* [Records to use]
##############################

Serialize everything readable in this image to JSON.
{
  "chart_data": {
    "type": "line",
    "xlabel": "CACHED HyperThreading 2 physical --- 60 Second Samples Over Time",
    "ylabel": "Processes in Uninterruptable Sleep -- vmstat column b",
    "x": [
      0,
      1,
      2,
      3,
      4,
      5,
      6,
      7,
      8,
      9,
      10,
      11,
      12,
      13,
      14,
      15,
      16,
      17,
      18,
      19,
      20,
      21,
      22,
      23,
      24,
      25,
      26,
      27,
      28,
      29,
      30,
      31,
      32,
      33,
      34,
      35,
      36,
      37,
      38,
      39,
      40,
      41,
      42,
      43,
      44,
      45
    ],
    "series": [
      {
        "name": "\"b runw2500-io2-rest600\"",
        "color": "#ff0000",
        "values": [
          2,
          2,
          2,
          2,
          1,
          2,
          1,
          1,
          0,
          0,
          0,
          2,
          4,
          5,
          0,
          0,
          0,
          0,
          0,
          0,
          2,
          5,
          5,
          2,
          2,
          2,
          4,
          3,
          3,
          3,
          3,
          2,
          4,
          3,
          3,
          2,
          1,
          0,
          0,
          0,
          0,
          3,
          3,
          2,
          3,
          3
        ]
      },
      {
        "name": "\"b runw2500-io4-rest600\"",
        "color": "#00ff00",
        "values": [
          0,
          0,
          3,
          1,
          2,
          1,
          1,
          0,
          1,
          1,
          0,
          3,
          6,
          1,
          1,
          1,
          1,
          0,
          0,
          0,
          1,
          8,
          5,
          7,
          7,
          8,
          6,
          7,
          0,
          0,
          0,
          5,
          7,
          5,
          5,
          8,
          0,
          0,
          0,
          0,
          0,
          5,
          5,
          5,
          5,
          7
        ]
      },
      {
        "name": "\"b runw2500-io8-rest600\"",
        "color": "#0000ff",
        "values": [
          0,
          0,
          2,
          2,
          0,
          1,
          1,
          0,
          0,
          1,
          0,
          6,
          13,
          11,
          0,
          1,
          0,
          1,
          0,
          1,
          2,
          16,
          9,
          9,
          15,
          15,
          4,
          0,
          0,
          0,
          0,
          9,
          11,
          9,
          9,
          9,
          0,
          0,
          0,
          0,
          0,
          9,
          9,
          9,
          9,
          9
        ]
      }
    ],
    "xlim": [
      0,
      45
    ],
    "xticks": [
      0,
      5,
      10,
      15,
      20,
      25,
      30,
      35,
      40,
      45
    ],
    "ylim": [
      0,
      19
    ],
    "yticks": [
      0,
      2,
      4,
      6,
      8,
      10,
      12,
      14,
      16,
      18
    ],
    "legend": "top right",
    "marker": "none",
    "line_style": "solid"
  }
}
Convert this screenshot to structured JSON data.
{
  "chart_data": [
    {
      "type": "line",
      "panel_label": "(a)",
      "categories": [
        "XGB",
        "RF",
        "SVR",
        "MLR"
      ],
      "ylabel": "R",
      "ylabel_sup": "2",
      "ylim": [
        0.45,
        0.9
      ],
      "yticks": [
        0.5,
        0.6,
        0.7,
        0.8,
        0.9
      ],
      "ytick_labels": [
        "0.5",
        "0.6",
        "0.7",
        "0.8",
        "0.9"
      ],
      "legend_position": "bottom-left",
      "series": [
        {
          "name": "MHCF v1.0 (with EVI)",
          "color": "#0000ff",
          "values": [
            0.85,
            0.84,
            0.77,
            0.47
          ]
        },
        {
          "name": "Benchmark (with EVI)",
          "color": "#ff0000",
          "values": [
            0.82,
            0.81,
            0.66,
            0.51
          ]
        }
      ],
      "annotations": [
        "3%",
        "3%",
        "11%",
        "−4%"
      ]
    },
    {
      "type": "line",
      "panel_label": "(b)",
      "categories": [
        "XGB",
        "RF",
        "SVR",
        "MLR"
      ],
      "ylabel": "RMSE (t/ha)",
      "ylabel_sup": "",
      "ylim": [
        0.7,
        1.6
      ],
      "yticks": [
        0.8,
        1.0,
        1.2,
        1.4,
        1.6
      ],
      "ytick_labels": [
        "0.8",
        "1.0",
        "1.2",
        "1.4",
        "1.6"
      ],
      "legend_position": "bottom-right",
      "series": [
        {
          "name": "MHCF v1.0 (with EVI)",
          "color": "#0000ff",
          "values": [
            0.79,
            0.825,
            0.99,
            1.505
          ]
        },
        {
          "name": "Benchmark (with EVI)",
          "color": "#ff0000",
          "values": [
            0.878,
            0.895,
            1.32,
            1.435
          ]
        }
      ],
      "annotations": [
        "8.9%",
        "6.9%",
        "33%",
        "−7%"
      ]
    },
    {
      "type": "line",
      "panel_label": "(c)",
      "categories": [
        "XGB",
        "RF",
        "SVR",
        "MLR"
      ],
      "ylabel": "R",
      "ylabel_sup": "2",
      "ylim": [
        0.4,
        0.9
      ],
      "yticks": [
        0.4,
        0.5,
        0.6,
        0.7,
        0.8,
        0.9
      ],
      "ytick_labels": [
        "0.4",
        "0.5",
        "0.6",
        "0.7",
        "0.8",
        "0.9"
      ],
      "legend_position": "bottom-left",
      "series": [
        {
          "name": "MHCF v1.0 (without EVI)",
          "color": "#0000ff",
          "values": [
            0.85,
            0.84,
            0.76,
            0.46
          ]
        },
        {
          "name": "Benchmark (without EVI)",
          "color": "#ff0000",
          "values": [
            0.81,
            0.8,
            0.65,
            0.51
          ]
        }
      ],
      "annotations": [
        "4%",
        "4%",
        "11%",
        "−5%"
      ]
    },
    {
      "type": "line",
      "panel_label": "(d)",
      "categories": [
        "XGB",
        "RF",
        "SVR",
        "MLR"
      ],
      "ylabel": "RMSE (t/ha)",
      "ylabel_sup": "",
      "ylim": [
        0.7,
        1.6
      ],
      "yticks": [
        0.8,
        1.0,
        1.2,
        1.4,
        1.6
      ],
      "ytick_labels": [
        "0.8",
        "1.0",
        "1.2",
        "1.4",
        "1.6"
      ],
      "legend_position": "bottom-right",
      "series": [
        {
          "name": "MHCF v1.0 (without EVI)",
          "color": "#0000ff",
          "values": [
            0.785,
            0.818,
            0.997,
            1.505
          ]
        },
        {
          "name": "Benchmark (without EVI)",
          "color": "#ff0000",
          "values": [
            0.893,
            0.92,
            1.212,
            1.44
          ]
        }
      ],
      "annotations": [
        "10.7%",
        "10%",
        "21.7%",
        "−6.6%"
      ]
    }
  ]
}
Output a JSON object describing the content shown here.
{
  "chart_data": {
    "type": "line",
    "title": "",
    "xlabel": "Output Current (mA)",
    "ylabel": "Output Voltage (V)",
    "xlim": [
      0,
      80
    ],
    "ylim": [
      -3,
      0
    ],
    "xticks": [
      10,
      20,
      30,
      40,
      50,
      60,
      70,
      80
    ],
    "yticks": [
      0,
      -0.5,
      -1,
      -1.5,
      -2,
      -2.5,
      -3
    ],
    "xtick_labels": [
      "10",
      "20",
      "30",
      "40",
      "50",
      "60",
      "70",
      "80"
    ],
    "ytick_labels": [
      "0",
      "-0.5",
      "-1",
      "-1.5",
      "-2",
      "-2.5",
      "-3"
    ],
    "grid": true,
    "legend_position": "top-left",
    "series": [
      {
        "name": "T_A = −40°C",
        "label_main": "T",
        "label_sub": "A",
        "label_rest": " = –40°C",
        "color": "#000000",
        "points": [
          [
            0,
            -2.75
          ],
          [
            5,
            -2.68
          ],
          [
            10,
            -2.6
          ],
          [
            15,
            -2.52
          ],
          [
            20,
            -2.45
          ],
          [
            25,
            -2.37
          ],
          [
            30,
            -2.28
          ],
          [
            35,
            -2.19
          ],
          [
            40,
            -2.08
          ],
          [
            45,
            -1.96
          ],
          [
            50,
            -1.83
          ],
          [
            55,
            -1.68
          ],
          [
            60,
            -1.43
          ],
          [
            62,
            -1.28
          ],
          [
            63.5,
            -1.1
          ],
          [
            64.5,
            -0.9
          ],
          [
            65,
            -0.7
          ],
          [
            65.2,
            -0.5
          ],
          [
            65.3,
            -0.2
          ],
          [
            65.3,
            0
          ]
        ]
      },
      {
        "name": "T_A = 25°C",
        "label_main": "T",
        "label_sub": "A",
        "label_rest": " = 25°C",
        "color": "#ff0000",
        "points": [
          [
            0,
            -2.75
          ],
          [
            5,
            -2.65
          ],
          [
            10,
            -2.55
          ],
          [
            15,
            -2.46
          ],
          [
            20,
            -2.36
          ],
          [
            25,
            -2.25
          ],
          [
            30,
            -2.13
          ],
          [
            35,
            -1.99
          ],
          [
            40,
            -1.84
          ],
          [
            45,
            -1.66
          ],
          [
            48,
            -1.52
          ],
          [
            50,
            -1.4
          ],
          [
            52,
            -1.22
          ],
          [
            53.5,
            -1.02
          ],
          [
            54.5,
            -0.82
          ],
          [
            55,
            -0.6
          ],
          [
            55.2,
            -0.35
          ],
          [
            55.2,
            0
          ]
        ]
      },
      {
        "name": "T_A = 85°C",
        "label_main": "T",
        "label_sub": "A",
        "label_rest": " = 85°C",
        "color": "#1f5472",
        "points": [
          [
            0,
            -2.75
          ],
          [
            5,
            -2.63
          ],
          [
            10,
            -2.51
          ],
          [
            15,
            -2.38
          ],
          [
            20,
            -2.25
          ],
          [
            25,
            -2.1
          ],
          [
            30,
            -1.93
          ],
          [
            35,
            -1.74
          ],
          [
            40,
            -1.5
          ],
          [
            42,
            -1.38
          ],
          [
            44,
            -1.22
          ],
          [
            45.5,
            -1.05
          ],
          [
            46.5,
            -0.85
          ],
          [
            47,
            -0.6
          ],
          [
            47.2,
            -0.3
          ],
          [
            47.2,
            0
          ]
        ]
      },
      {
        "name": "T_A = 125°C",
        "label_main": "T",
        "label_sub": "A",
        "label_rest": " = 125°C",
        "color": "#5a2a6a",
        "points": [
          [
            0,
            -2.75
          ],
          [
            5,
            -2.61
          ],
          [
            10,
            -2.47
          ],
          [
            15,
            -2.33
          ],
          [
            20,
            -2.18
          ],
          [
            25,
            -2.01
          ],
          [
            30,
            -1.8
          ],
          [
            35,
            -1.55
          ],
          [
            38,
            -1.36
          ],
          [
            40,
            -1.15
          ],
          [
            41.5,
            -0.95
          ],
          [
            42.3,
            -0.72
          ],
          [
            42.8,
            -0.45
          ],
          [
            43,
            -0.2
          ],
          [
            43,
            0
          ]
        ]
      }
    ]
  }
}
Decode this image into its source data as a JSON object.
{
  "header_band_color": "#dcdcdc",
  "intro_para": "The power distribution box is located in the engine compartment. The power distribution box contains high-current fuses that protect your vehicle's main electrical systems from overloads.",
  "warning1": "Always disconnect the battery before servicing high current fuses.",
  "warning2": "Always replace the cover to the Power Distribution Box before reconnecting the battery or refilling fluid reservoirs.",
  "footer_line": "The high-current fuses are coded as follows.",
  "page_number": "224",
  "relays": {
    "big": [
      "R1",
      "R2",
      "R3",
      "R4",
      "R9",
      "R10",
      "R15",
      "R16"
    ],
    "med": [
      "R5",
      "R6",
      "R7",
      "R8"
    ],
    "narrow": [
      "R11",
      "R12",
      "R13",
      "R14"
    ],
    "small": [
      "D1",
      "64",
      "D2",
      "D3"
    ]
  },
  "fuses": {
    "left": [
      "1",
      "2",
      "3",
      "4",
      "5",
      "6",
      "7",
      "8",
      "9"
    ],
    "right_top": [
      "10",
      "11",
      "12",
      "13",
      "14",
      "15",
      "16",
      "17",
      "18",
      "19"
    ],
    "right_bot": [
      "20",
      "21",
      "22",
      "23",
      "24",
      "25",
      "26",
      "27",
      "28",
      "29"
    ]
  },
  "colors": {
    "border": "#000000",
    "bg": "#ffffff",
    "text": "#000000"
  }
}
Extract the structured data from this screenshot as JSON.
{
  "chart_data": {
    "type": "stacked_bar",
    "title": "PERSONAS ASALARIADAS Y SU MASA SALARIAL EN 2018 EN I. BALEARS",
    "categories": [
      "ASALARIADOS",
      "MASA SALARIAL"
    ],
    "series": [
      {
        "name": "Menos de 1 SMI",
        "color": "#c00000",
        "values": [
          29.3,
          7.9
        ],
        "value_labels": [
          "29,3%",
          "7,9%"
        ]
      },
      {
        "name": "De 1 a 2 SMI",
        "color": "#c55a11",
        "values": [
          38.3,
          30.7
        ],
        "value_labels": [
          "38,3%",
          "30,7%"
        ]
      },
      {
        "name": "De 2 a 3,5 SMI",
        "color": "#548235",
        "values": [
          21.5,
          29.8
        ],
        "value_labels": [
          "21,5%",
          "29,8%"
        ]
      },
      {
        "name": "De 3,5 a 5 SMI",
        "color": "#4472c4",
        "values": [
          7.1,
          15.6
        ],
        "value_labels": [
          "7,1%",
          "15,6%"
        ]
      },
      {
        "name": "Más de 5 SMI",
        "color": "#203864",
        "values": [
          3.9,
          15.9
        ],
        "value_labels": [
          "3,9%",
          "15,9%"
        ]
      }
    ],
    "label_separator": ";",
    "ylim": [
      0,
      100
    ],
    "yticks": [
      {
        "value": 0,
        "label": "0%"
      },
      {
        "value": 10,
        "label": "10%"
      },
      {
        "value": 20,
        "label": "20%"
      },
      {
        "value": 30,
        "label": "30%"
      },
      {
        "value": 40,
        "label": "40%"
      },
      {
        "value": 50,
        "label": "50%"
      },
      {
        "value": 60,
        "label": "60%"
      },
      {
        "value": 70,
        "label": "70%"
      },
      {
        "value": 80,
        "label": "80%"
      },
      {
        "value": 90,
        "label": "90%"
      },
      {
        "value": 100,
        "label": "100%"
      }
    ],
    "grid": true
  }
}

##############################

* [Job] Copy out each line of the material that holds the word "before".

* [Result of this task]
  "warning1": "Always disconnect the battery before servicing high current fuses.",
  "warning2": "Always replace the cover to the Power Distribution Box before reconnecting the battery or refilling fluid reservoirs.",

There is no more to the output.